◆ Required task
Each line containing the word "with" must be reported.

##### Dataset excerpts #####

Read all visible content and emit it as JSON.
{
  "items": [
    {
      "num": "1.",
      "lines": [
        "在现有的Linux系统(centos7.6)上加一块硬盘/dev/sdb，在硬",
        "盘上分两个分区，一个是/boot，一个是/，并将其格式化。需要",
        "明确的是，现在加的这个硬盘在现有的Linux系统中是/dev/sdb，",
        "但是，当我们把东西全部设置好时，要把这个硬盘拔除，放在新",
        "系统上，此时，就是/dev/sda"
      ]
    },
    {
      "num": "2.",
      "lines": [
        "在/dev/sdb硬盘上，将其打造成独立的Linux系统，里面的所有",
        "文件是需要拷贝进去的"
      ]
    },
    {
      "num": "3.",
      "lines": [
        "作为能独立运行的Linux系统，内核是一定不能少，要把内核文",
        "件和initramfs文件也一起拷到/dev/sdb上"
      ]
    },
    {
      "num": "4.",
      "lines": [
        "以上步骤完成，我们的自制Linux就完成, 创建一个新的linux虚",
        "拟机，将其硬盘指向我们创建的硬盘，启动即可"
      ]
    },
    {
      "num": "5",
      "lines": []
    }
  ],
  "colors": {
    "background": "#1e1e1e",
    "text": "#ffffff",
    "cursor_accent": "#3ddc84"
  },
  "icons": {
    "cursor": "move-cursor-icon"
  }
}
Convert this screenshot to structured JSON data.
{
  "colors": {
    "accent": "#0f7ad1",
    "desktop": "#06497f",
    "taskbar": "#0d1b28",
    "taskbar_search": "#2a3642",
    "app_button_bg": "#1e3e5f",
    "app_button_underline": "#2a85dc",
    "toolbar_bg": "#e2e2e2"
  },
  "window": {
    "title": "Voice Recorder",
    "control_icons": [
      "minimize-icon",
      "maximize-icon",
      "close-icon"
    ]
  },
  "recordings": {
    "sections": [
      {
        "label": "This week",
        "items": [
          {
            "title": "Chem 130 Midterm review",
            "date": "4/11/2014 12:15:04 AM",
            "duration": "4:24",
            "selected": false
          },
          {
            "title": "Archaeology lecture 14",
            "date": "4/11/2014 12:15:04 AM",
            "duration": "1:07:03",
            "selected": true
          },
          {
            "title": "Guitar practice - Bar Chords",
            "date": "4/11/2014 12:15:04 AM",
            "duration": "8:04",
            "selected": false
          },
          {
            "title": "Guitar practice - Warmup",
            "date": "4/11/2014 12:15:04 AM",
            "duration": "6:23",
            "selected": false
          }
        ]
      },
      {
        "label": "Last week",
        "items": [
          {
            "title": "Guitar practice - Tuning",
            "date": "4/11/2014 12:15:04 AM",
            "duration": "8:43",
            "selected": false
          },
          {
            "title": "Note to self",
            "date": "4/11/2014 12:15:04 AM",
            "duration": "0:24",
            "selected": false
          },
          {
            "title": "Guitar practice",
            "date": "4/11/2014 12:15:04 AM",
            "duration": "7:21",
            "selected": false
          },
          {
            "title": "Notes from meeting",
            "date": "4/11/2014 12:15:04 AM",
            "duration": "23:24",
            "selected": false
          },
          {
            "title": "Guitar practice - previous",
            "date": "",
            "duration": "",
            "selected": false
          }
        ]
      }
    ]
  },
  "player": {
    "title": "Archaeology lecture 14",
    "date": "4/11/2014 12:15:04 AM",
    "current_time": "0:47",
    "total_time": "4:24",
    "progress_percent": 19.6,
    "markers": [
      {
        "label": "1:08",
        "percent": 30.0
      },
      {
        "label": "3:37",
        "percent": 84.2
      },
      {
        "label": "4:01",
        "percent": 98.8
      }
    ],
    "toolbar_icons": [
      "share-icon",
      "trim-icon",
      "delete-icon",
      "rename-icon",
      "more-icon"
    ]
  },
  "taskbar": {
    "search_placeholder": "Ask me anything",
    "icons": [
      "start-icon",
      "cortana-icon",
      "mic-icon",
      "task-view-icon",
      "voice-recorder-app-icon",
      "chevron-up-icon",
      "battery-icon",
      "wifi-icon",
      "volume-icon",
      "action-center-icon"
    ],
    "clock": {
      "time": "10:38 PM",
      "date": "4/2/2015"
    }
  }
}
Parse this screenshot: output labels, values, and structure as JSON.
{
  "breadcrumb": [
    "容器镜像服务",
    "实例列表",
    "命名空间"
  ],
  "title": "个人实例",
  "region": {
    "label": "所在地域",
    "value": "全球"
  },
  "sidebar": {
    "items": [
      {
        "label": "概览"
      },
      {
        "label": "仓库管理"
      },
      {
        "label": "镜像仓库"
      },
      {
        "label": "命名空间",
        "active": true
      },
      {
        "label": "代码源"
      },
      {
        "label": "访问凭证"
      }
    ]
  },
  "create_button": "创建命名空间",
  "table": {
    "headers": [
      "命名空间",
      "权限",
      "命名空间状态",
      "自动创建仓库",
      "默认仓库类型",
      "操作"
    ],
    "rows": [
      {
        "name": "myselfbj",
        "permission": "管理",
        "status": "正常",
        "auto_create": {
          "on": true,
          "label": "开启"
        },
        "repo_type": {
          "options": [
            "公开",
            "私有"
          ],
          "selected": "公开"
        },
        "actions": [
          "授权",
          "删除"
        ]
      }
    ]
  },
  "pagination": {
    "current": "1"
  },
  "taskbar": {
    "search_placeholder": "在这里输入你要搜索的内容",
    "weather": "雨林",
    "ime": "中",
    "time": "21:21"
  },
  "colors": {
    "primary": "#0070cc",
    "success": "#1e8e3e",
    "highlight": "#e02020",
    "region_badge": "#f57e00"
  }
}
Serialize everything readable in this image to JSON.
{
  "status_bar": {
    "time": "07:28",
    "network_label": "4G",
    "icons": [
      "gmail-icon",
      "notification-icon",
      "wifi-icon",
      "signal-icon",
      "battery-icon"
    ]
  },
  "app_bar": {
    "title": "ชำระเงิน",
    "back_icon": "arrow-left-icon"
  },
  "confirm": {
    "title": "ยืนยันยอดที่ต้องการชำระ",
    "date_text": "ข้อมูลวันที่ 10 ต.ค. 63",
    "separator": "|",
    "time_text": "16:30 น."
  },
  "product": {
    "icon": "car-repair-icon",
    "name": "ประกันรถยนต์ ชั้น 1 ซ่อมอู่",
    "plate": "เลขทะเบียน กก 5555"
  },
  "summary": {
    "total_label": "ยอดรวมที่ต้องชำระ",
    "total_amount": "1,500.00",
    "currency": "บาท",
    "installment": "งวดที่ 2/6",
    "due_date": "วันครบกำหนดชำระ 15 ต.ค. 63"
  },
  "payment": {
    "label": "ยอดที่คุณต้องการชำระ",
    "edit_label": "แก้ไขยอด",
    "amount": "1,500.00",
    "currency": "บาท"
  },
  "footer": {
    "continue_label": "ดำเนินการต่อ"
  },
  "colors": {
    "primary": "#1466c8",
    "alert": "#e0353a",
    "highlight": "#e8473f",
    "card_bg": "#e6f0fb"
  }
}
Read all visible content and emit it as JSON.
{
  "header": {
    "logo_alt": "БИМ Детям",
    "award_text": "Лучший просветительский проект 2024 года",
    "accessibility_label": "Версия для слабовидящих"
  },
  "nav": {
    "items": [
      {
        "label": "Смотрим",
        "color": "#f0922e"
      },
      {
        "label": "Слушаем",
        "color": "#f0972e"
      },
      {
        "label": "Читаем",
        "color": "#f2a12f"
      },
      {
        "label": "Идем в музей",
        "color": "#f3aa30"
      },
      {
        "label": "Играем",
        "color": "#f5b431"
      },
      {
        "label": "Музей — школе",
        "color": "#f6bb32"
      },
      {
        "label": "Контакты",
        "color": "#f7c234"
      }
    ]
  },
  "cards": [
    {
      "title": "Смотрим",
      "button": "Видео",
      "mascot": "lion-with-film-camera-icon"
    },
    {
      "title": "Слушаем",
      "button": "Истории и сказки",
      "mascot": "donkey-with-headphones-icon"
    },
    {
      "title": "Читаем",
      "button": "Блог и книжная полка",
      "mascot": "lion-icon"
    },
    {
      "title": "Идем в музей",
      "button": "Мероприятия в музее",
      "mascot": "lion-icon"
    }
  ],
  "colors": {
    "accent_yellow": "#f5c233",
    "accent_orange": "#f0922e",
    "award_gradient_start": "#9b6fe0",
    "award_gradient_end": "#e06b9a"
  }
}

#####

◆ Full response
      "mascot": "lion-with-film-camera-icon"
      "mascot": "donkey-with-headphones-icon"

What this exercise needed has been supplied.